● What is required
Reproduce the items below line for line without any changes, leaving out the pictures.

[Layout element annotations]

»»

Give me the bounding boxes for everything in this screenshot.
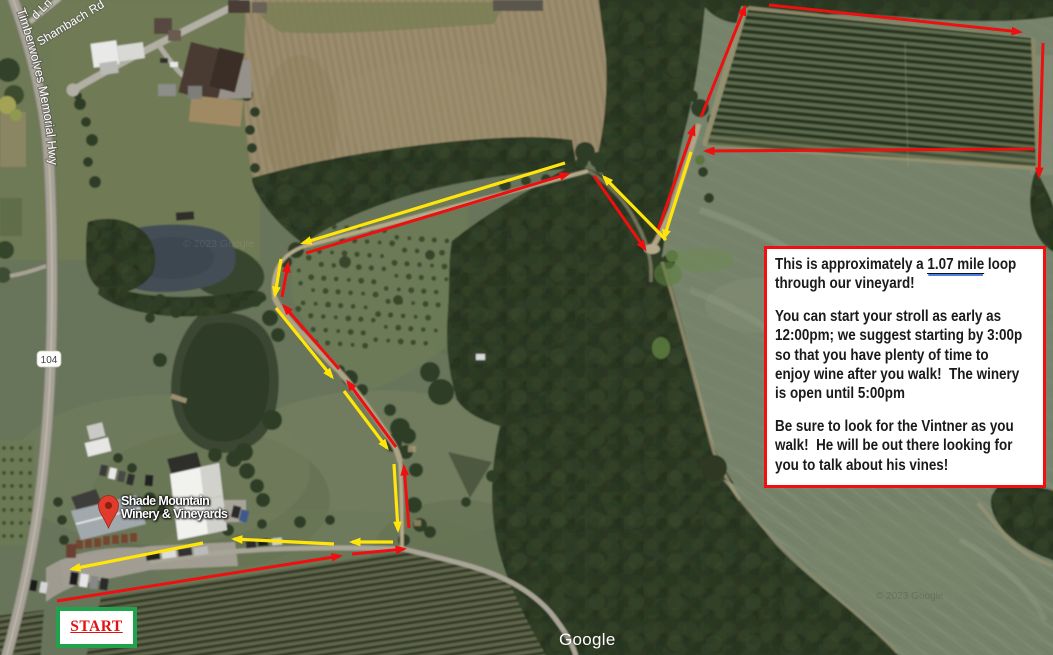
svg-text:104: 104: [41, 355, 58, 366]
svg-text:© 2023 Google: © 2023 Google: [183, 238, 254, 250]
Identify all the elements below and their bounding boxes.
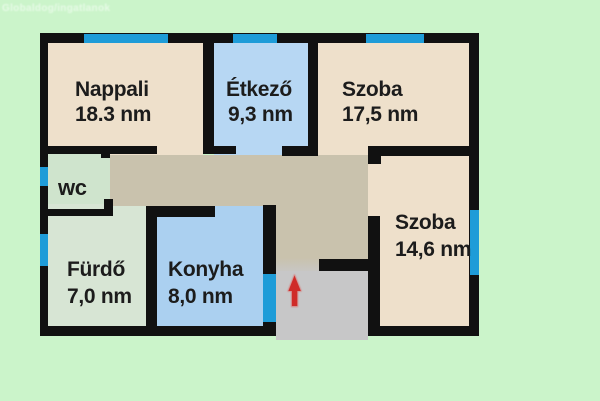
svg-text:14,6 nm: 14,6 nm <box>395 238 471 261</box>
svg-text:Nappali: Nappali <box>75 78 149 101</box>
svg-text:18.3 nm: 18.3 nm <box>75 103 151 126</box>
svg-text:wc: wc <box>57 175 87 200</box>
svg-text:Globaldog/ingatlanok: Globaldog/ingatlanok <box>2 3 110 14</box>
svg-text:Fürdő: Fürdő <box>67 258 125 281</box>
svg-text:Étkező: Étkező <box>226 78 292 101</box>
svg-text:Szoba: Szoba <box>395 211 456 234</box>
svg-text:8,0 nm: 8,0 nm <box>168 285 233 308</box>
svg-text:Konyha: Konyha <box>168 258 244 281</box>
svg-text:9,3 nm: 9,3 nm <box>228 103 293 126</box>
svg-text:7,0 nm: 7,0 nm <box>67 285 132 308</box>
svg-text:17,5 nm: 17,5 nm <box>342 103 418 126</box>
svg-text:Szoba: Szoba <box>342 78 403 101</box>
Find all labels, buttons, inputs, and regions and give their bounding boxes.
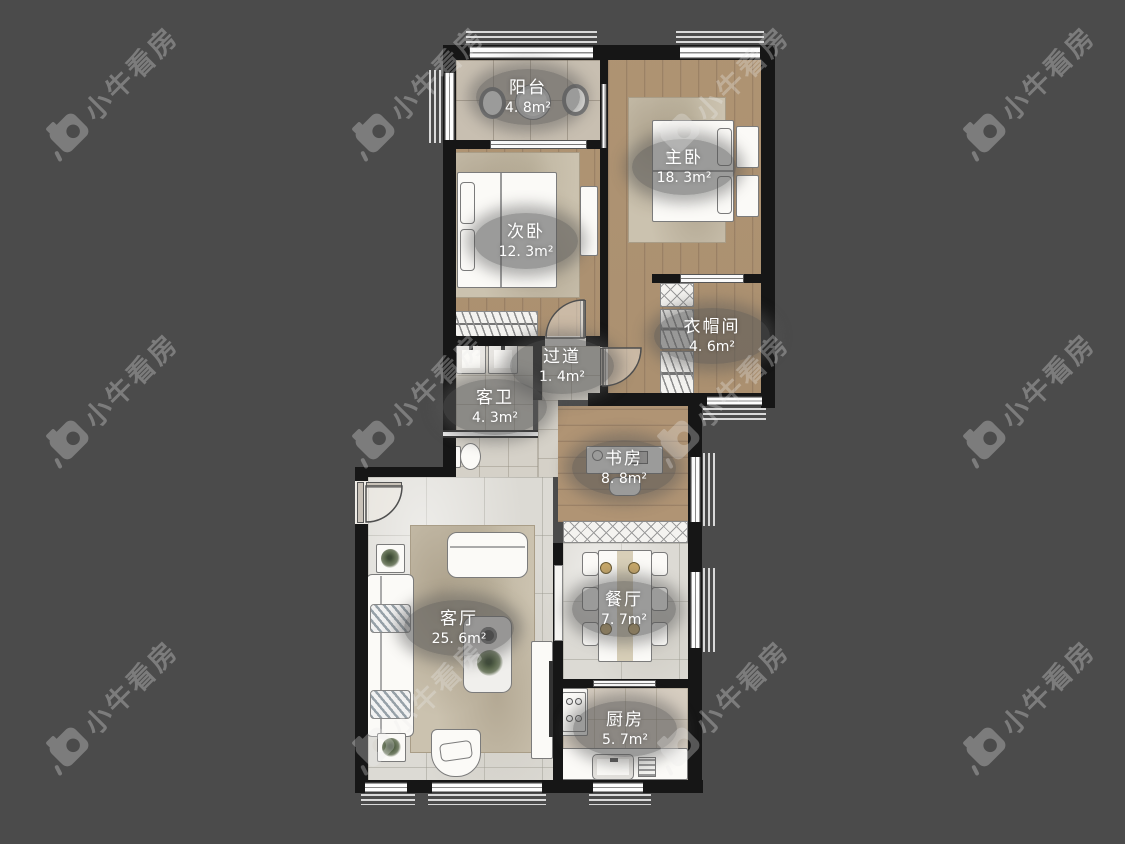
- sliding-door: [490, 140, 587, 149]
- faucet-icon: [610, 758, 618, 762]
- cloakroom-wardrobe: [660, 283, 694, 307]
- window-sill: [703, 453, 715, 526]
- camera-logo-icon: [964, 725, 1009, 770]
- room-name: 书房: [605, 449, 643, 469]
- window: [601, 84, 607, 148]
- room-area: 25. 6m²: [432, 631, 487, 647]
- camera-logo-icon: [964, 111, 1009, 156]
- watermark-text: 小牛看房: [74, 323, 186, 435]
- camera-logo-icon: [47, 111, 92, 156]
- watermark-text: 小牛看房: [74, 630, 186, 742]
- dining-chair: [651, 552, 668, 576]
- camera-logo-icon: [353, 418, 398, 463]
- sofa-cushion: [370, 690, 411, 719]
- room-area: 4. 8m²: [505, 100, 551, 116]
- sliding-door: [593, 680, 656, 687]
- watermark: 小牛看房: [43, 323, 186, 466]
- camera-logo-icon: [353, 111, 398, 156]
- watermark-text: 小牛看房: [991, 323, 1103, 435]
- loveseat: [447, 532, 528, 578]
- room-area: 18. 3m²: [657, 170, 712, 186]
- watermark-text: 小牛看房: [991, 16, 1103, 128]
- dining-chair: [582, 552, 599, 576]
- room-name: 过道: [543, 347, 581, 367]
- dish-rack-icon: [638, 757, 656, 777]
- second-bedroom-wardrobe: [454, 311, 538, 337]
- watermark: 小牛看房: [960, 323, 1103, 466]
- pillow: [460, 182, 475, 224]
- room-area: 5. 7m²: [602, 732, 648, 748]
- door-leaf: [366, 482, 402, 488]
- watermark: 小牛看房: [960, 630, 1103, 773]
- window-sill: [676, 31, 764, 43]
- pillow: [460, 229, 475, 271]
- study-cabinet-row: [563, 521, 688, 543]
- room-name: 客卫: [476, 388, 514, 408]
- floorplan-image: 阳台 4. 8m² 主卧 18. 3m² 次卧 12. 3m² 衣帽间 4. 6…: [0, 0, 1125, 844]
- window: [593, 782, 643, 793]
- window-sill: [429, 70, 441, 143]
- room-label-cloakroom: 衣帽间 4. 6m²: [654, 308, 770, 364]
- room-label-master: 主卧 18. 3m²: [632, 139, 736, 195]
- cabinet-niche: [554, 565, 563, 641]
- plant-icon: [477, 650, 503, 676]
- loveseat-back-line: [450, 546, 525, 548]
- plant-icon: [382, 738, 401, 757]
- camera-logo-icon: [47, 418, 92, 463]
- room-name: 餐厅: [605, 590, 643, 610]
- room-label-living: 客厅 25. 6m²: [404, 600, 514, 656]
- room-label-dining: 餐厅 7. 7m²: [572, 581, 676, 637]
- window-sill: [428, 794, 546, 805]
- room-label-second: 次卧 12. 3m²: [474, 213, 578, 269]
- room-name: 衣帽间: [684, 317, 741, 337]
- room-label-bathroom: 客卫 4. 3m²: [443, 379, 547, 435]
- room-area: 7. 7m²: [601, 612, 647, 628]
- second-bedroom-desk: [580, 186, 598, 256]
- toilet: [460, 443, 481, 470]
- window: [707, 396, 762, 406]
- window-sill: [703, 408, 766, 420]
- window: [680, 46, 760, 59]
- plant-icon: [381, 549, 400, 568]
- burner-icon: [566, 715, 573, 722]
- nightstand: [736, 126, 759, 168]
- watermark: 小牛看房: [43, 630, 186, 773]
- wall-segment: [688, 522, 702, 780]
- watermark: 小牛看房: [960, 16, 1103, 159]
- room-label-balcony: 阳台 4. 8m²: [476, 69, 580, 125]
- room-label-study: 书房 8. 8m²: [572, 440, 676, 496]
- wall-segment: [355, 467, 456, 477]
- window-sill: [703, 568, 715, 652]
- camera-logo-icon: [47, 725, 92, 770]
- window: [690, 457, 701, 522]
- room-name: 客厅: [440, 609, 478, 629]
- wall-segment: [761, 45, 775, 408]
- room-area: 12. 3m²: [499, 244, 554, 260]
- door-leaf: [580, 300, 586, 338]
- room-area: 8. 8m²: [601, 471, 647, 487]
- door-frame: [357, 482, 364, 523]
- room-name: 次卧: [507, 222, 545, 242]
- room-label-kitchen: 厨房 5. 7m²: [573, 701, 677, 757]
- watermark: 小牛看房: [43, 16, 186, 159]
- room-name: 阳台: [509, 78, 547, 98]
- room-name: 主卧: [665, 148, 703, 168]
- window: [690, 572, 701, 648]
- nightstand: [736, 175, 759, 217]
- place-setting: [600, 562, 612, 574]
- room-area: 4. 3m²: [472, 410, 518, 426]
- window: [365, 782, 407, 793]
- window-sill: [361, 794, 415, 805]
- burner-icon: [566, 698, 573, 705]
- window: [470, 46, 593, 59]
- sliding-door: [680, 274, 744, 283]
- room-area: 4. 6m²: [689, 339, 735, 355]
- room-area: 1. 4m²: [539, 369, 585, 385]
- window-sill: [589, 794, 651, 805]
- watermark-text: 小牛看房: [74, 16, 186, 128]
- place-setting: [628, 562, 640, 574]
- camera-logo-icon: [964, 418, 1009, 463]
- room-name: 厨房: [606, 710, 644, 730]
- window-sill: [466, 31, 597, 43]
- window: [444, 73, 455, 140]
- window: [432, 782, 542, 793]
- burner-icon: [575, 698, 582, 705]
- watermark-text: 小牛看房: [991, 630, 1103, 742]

««

● Task answer
Give me the bounding boxes for everything in this screenshot.
svg-text:104: 104: [41, 355, 58, 366]
svg-text:© 2023 Google: © 2023 Google: [183, 238, 254, 250]
Identify all the elements below and their bounding boxes.
svg-text:14,6 nm: 14,6 nm <box>395 238 471 261</box>
svg-text:Nappali: Nappali <box>75 78 149 101</box>
svg-text:18.3 nm: 18.3 nm <box>75 103 151 126</box>
svg-text:wc: wc <box>57 175 87 200</box>
svg-text:Globaldog/ingatlanok: Globaldog/ingatlanok <box>2 3 110 14</box>
svg-text:Fürdő: Fürdő <box>67 258 125 281</box>
svg-text:Étkező: Étkező <box>226 78 292 101</box>
svg-text:Szoba: Szoba <box>395 211 456 234</box>
svg-text:8,0 nm: 8,0 nm <box>168 285 233 308</box>
svg-text:Konyha: Konyha <box>168 258 244 281</box>
svg-text:9,3 nm: 9,3 nm <box>228 103 293 126</box>
svg-text:7,0 nm: 7,0 nm <box>67 285 132 308</box>
svg-text:17,5 nm: 17,5 nm <box>342 103 418 126</box>
svg-text:Szoba: Szoba <box>342 78 403 101</box>
Find all labels, buttons, inputs, and regions and give their bounding boxes.
- sliding-door: [490, 140, 587, 149]
- faucet-icon: [610, 758, 618, 762]
- cloakroom-wardrobe: [660, 283, 694, 307]
- window-sill: [703, 453, 715, 526]
- camera-logo-icon: [964, 725, 1009, 770]
- room-name: 书房: [605, 449, 643, 469]
- window: [601, 84, 607, 148]
- room-area: 25. 6m²: [432, 631, 487, 647]
- camera-logo-icon: [964, 111, 1009, 156]
- watermark-text: 小牛看房: [74, 323, 186, 435]
- camera-logo-icon: [47, 111, 92, 156]
- watermark-text: 小牛看房: [74, 630, 186, 742]
- dining-chair: [651, 552, 668, 576]
- camera-logo-icon: [353, 418, 398, 463]
- sofa-cushion: [370, 690, 411, 719]
- room-area: 4. 8m²: [505, 100, 551, 116]
- sliding-door: [593, 680, 656, 687]
- watermark: 小牛看房: [43, 323, 186, 466]
- camera-logo-icon: [353, 111, 398, 156]
- watermark-text: 小牛看房: [991, 323, 1103, 435]
- loveseat: [447, 532, 528, 578]
- room-area: 18. 3m²: [657, 170, 712, 186]
- watermark-text: 小牛看房: [991, 16, 1103, 128]
- dining-chair: [582, 552, 599, 576]
- room-name: 过道: [543, 347, 581, 367]
- dish-rack-icon: [638, 757, 656, 777]
- second-bedroom-wardrobe: [454, 311, 538, 337]
- watermark: 小牛看房: [960, 323, 1103, 466]
- pillow: [460, 182, 475, 224]
- room-area: 5. 7m²: [602, 732, 648, 748]
- door-leaf: [366, 482, 402, 488]
- watermark: 小牛看房: [960, 630, 1103, 773]
- window-sill: [676, 31, 764, 43]
- pillow: [460, 229, 475, 271]
- study-cabinet-row: [563, 521, 688, 543]
- room-name: 客卫: [476, 388, 514, 408]
- floorplan-image: 阳台 4. 8m² 主卧 18. 3m² 次卧 12. 3m² 衣帽间 4. 6…: [0, 0, 1125, 844]
- window: [593, 782, 643, 793]
- window-sill: [429, 70, 441, 143]
- room-label-cloakroom: 衣帽间 4. 6m²: [654, 308, 770, 364]
- room-label-master: 主卧 18. 3m²: [632, 139, 736, 195]
- cabinet-niche: [554, 565, 563, 641]
- plant-icon: [477, 650, 503, 676]
- loveseat-back-line: [450, 546, 525, 548]
- plant-icon: [382, 738, 401, 757]
- camera-logo-icon: [47, 418, 92, 463]
- room-name: 餐厅: [605, 590, 643, 610]
- room-label-living: 客厅 25. 6m²: [404, 600, 514, 656]
- room-label-dining: 餐厅 7. 7m²: [572, 581, 676, 637]
- window-sill: [428, 794, 546, 805]
- room-label-second: 次卧 12. 3m²: [474, 213, 578, 269]
- room-name: 衣帽间: [684, 317, 741, 337]
- room-label-bathroom: 客卫 4. 3m²: [443, 379, 547, 435]
- room-area: 7. 7m²: [601, 612, 647, 628]
- second-bedroom-desk: [580, 186, 598, 256]
- toilet: [460, 443, 481, 470]
- window: [707, 396, 762, 406]
- window-sill: [703, 408, 766, 420]
- window: [680, 46, 760, 59]
- plant-icon: [381, 549, 400, 568]
- burner-icon: [566, 715, 573, 722]
- nightstand: [736, 126, 759, 168]
- watermark: 小牛看房: [43, 630, 186, 773]
- wall-segment: [688, 522, 702, 780]
- watermark: 小牛看房: [960, 16, 1103, 159]
- room-label-balcony: 阳台 4. 8m²: [476, 69, 580, 125]
- room-label-study: 书房 8. 8m²: [572, 440, 676, 496]
- wall-segment: [355, 467, 456, 477]
- window-sill: [703, 568, 715, 652]
- camera-logo-icon: [47, 725, 92, 770]
- window: [690, 457, 701, 522]
- room-name: 客厅: [440, 609, 478, 629]
- wall-segment: [761, 45, 775, 408]
- room-area: 12. 3m²: [499, 244, 554, 260]
- door-leaf: [580, 300, 586, 338]
- room-area: 8. 8m²: [601, 471, 647, 487]
- door-frame: [357, 482, 364, 523]
- room-name: 次卧: [507, 222, 545, 242]
- room-label-kitchen: 厨房 5. 7m²: [573, 701, 677, 757]
- watermark: 小牛看房: [43, 16, 186, 159]
- room-name: 阳台: [509, 78, 547, 98]
- room-name: 主卧: [665, 148, 703, 168]
- window: [690, 572, 701, 648]
- nightstand: [736, 175, 759, 217]
- place-setting: [600, 562, 612, 574]
- room-area: 4. 3m²: [472, 410, 518, 426]
- window: [365, 782, 407, 793]
- window-sill: [361, 794, 415, 805]
- burner-icon: [566, 698, 573, 705]
- window: [470, 46, 593, 59]
- sliding-door: [680, 274, 744, 283]
- room-area: 4. 6m²: [689, 339, 735, 355]
- room-area: 1. 4m²: [539, 369, 585, 385]
- window-sill: [589, 794, 651, 805]
- watermark-text: 小牛看房: [74, 16, 186, 128]
- place-setting: [628, 562, 640, 574]
- camera-logo-icon: [964, 418, 1009, 463]
- room-name: 厨房: [606, 710, 644, 730]
- window-sill: [466, 31, 597, 43]
- window: [444, 73, 455, 140]
- window: [432, 782, 542, 793]
- burner-icon: [575, 698, 582, 705]
- watermark-text: 小牛看房: [991, 630, 1103, 742]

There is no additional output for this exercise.